• [Extracted information]:
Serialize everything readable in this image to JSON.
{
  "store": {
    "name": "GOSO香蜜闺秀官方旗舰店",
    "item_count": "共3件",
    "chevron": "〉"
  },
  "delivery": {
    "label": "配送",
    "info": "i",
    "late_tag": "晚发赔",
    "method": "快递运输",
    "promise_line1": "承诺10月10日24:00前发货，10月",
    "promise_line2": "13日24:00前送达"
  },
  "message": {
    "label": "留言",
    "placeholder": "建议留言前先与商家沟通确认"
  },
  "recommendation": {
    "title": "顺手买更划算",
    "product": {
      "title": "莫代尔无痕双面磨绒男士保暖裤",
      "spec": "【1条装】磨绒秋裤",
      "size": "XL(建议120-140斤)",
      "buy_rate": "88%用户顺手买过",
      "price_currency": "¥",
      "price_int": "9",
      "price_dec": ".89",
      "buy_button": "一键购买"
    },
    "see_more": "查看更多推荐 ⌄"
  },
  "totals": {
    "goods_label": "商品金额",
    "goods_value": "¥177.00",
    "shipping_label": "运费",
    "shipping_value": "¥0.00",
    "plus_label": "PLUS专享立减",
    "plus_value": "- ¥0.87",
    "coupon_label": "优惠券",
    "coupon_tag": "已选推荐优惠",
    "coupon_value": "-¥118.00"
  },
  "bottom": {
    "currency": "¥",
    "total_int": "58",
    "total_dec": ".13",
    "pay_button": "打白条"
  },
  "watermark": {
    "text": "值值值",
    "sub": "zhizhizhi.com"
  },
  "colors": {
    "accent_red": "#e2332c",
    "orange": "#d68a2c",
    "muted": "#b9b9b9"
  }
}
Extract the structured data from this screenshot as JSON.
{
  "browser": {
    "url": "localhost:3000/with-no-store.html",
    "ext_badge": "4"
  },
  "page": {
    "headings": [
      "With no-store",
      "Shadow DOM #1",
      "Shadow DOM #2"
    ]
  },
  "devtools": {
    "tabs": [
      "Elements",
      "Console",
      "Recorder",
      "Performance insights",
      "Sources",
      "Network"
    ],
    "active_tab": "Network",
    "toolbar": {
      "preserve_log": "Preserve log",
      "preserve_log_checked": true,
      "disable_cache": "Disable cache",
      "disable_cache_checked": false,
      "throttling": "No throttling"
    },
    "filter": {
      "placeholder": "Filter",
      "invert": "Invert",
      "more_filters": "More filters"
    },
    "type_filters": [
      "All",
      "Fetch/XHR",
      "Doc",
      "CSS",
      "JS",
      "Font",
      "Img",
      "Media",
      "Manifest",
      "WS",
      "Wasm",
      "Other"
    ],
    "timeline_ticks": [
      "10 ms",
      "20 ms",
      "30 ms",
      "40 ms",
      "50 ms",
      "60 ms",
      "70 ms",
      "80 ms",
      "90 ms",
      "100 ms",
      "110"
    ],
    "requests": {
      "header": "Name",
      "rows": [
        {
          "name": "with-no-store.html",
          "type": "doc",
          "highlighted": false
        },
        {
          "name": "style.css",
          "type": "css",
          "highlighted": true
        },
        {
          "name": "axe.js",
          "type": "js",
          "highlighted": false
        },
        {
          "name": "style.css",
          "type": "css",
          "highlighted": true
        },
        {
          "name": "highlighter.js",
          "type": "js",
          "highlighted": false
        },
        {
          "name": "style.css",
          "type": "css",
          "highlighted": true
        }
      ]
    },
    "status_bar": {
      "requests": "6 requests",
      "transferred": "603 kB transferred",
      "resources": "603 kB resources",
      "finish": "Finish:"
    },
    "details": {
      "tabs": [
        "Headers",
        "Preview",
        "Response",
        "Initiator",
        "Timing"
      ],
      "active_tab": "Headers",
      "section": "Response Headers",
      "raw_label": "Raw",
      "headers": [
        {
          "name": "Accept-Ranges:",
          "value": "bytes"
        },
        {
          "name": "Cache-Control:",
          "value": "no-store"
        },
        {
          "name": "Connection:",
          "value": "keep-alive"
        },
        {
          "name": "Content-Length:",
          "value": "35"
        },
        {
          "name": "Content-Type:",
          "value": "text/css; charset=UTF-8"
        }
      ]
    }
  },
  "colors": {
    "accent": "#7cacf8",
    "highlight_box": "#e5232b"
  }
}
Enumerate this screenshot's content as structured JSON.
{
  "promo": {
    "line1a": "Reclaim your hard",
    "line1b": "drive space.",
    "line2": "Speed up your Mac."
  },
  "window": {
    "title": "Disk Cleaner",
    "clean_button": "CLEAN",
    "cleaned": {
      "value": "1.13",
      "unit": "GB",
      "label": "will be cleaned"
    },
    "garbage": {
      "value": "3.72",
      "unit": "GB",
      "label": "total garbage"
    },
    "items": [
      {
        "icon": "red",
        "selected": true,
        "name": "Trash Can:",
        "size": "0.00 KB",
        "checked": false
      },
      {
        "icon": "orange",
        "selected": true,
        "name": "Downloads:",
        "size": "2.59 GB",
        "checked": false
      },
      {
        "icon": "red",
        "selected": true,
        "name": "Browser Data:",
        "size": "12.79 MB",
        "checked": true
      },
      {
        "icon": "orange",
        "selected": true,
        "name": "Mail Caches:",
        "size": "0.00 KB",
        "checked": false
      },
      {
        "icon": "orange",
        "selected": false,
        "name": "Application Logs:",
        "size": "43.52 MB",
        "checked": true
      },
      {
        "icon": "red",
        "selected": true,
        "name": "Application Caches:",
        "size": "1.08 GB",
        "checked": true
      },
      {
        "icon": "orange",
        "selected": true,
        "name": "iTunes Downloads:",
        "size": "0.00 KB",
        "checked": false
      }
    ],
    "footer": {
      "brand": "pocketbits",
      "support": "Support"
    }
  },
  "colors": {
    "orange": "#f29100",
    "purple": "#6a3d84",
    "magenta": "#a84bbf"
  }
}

• [Problem statement]:
Retype the material above, line by line, exactly.

• [Exercise result]:
Serialize everything readable in this image to JSON.
{
  "store": {
    "name": "GOSO香蜜闺秀官方旗舰店",
    "item_count": "共3件",
    "chevron": "〉"
  },
  "delivery": {
    "label": "配送",
    "info": "i",
    "late_tag": "晚发赔",
    "method": "快递运输",
    "promise_line1": "承诺10月10日24:00前发货，10月",
    "promise_line2": "13日24:00前送达"
  },
  "message": {
    "label": "留言",
    "placeholder": "建议留言前先与商家沟通确认"
  },
  "recommendation": {
    "title": "顺手买更划算",
    "product": {
      "title": "莫代尔无痕双面磨绒男士保暖裤",
      "spec": "【1条装】磨绒秋裤",
      "size": "XL(建议120-140斤)",
      "buy_rate": "88%用户顺手买过",
      "price_currency": "¥",
      "price_int": "9",
      "price_dec": ".89",
      "buy_button": "一键购买"
    },
    "see_more": "查看更多推荐 ⌄"
  },
  "totals": {
    "goods_label": "商品金额",
    "goods_value": "¥177.00",
    "shipping_label": "运费",
    "shipping_value": "¥0.00",
    "plus_label": "PLUS专享立减",
    "plus_value": "- ¥0.87",
    "coupon_label": "优惠券",
    "coupon_tag": "已选推荐优惠",
    "coupon_value": "-¥118.00"
  },
  "bottom": {
    "currency": "¥",
    "total_int": "58",
    "total_dec": ".13",
    "pay_button": "打白条"
  },
  "watermark": {
    "text": "值值值",
    "sub": "zhizhizhi.com"
  },
  "colors": {
    "accent_red": "#e2332c",
    "orange": "#d68a2c",
    "muted": "#b9b9b9"
  }
}
Extract the structured data from this screenshot as JSON.
{
  "browser": {
    "url": "localhost:3000/with-no-store.html",
    "ext_badge": "4"
  },
  "page": {
    "headings": [
      "With no-store",
      "Shadow DOM #1",
      "Shadow DOM #2"
    ]
  },
  "devtools": {
    "tabs": [
      "Elements",
      "Console",
      "Recorder",
      "Performance insights",
      "Sources",
      "Network"
    ],
    "active_tab": "Network",
    "toolbar": {
      "preserve_log": "Preserve log",
      "preserve_log_checked": true,
      "disable_cache": "Disable cache",
      "disable_cache_checked": false,
      "throttling": "No throttling"
    },
    "filter": {
      "placeholder": "Filter",
      "invert": "Invert",
      "more_filters": "More filters"
    },
    "type_filters": [
      "All",
      "Fetch/XHR",
      "Doc",
      "CSS",
      "JS",
      "Font",
      "Img",
      "Media",
      "Manifest",
      "WS",
      "Wasm",
      "Other"
    ],
    "timeline_ticks": [
      "10 ms",
      "20 ms",
      "30 ms",
      "40 ms",
      "50 ms",
      "60 ms",
      "70 ms",
      "80 ms",
      "90 ms",
      "100 ms",
      "110"
    ],
    "requests": {
      "header": "Name",
      "rows": [
        {
          "name": "with-no-store.html",
          "type": "doc",
          "highlighted": false
        },
        {
          "name": "style.css",
          "type": "css",
          "highlighted": true
        },
        {
          "name": "axe.js",
          "type": "js",
          "highlighted": false
        },
        {
          "name": "style.css",
          "type": "css",
          "highlighted": true
        },
        {
          "name": "highlighter.js",
          "type": "js",
          "highlighted": false
        },
        {
          "name": "style.css",
          "type": "css",
          "highlighted": true
        }
      ]
    },
    "status_bar": {
      "requests": "6 requests",
      "transferred": "603 kB transferred",
      "resources": "603 kB resources",
      "finish": "Finish:"
    },
    "details": {
      "tabs": [
        "Headers",
        "Preview",
        "Response",
        "Initiator",
        "Timing"
      ],
      "active_tab": "Headers",
      "section": "Response Headers",
      "raw_label": "Raw",
      "headers": [
        {
          "name": "Accept-Ranges:",
          "value": "bytes"
        },
        {
          "name": "Cache-Control:",
          "value": "no-store"
        },
        {
          "name": "Connection:",
          "value": "keep-alive"
        },
        {
          "name": "Content-Length:",
          "value": "35"
        },
        {
          "name": "Content-Type:",
          "value": "text/css; charset=UTF-8"
        }
      ]
    }
  },
  "colors": {
    "accent": "#7cacf8",
    "highlight_box": "#e5232b"
  }
}
Enumerate this screenshot's content as structured JSON.
{
  "promo": {
    "line1a": "Reclaim your hard",
    "line1b": "drive space.",
    "line2": "Speed up your Mac."
  },
  "window": {
    "title": "Disk Cleaner",
    "clean_button": "CLEAN",
    "cleaned": {
      "value": "1.13",
      "unit": "GB",
      "label": "will be cleaned"
    },
    "garbage": {
      "value": "3.72",
      "unit": "GB",
      "label": "total garbage"
    },
    "items": [
      {
        "icon": "red",
        "selected": true,
        "name": "Trash Can:",
        "size": "0.00 KB",
        "checked": false
      },
      {
        "icon": "orange",
        "selected": true,
        "name": "Downloads:",
        "size": "2.59 GB",
        "checked": false
      },
      {
        "icon": "red",
        "selected": true,
        "name": "Browser Data:",
        "size": "12.79 MB",
        "checked": true
      },
      {
        "icon": "orange",
        "selected": true,
        "name": "Mail Caches:",
        "size": "0.00 KB",
        "checked": false
      },
      {
        "icon": "orange",
        "selected": false,
        "name": "Application Logs:",
        "size": "43.52 MB",
        "checked": true
      },
      {
        "icon": "red",
        "selected": true,
        "name": "Application Caches:",
        "size": "1.08 GB",
        "checked": true
      },
      {
        "icon": "orange",
        "selected": true,
        "name": "iTunes Downloads:",
        "size": "0.00 KB",
        "checked": false
      }
    ],
    "footer": {
      "brand": "pocketbits",
      "support": "Support"
    }
  },
  "colors": {
    "orange": "#f29100",
    "purple": "#6a3d84",
    "magenta": "#a84bbf"
  }
}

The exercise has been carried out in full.